Stated goal :: Retype each record shown below, leaving every character as it is.

Provided material ::
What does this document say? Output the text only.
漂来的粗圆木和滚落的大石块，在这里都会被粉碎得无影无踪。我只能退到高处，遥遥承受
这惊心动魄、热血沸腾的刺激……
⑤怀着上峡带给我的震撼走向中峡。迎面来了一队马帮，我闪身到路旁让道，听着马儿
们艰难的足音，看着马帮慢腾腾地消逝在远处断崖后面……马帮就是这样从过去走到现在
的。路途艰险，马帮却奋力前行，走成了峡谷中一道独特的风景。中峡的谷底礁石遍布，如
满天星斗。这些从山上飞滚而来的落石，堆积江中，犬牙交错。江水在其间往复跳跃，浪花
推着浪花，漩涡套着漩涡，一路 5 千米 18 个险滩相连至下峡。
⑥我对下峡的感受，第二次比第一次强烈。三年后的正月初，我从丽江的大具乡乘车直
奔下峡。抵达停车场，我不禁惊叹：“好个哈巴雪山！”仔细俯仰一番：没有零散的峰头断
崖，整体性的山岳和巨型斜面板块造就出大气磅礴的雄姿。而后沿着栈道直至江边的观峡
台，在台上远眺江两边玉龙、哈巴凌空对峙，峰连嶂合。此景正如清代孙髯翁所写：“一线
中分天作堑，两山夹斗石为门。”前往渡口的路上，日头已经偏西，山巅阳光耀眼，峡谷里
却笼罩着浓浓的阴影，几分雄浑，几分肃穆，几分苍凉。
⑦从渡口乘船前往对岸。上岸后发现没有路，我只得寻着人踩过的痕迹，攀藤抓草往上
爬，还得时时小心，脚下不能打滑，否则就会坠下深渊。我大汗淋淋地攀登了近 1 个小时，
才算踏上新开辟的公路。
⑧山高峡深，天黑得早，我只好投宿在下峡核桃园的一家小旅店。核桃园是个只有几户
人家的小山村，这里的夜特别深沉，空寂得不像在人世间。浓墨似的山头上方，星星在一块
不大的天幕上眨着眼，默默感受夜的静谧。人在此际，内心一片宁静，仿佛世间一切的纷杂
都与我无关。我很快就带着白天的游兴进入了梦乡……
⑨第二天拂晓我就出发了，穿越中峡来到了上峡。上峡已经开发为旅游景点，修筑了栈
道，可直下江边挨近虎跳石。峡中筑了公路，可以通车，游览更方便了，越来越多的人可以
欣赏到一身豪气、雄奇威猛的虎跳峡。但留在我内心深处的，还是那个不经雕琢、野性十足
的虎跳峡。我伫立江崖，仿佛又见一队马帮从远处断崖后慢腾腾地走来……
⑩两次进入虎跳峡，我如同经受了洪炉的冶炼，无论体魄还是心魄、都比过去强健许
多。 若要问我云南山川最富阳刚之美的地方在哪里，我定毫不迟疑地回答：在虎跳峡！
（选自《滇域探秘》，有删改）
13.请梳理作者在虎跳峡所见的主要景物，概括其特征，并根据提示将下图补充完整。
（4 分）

Right answer ::
What does this document say? Output the text only.
漂来的粗圆木和滚落的大石块，在这里都会被粉碎得无影无踪。我只能退到高处，遥遥承受
这惊心动魄、热血沸腾的刺激……
⑤怀着上峡带给我的震撼走向中峡。迎面来了一队马帮，我闪身到路旁让道，听着马儿
们艰难的足音，看着马帮慢腾腾地消逝在远处断崖后面……马帮就是这样从过去走到现在
的。路途艰险，马帮却奋力前行，走成了峡谷中一道独特的风景。中峡的谷底礁石遍布，如
满天星斗。这些从山上飞滚而来的落石，堆积江中，犬牙交错。江水在其间往复跳跃，浪花
推着浪花，漩涡套着漩涡，一路 5 千米 18 个险滩相连至下峡。
⑥我对下峡的感受，第二次比第一次强烈。三年后的正月初，我从丽江的大具乡乘车直
奔下峡。抵达停车场，我不禁惊叹：“好个哈巴雪山！”仔细俯仰一番：没有零散的峰头断
崖，整体性的山岳和巨型斜面板块造就出大气磅礴的雄姿。而后沿着栈道直至江边的观峡
台，在台上远眺江两边玉龙、哈巴凌空对峙，峰连嶂合。此景正如清代孙髯翁所写：“一线
中分天作堑，两山夹斗石为门。”前往渡口的路上，日头已经偏西，山巅阳光耀眼，峡谷里
却笼罩着浓浓的阴影，几分雄浑，几分肃穆，几分苍凉。
⑦从渡口乘船前往对岸。上岸后发现没有路，我只得寻着人踩过的痕迹，攀藤抓草往上
爬，还得时时小心，脚下不能打滑，否则就会坠下深渊。我大汗淋淋地攀登了近 1 个小时，
才算踏上新开辟的公路。
⑧山高峡深，天黑得早，我只好投宿在下峡核桃园的一家小旅店。核桃园是个只有几户
人家的小山村，这里的夜特别深沉，空寂得不像在人世间。浓墨似的山头上方，星星在一块
不大的天幕上眨着眼，默默感受夜的静谧。人在此际，内心一片宁静，仿佛世间一切的纷杂
都与我无关。我很快就带着白天的游兴进入了梦乡……
⑨第二天拂晓我就出发了，穿越中峡来到了上峡。上峡已经开发为旅游景点，修筑了栈
道，可直下江边挨近虎跳石。峡中筑了公路，可以通车，游览更方便了，越来越多的人可以
欣赏到一身豪气、雄奇威猛的虎跳峡。但留在我内心深处的，还是那个不经雕琢、野性十足
的虎跳峡。我伫立江崖，仿佛又见一队马帮从远处断崖后慢腾腾地走来……
⑩两次进入虎跳峡，我如同经受了洪炉的冶炼，无论体魄还是心魄、都比过去强健许
多。 若要问我云南山川最富阳刚之美的地方在哪里，我定毫不迟疑地回答：在虎跳峡！
（选自《滇域探秘》，有删改）
13.请梳理作者在虎跳峡所见的主要景物，概括其特征，并根据提示将下图补充完整。
（4 分）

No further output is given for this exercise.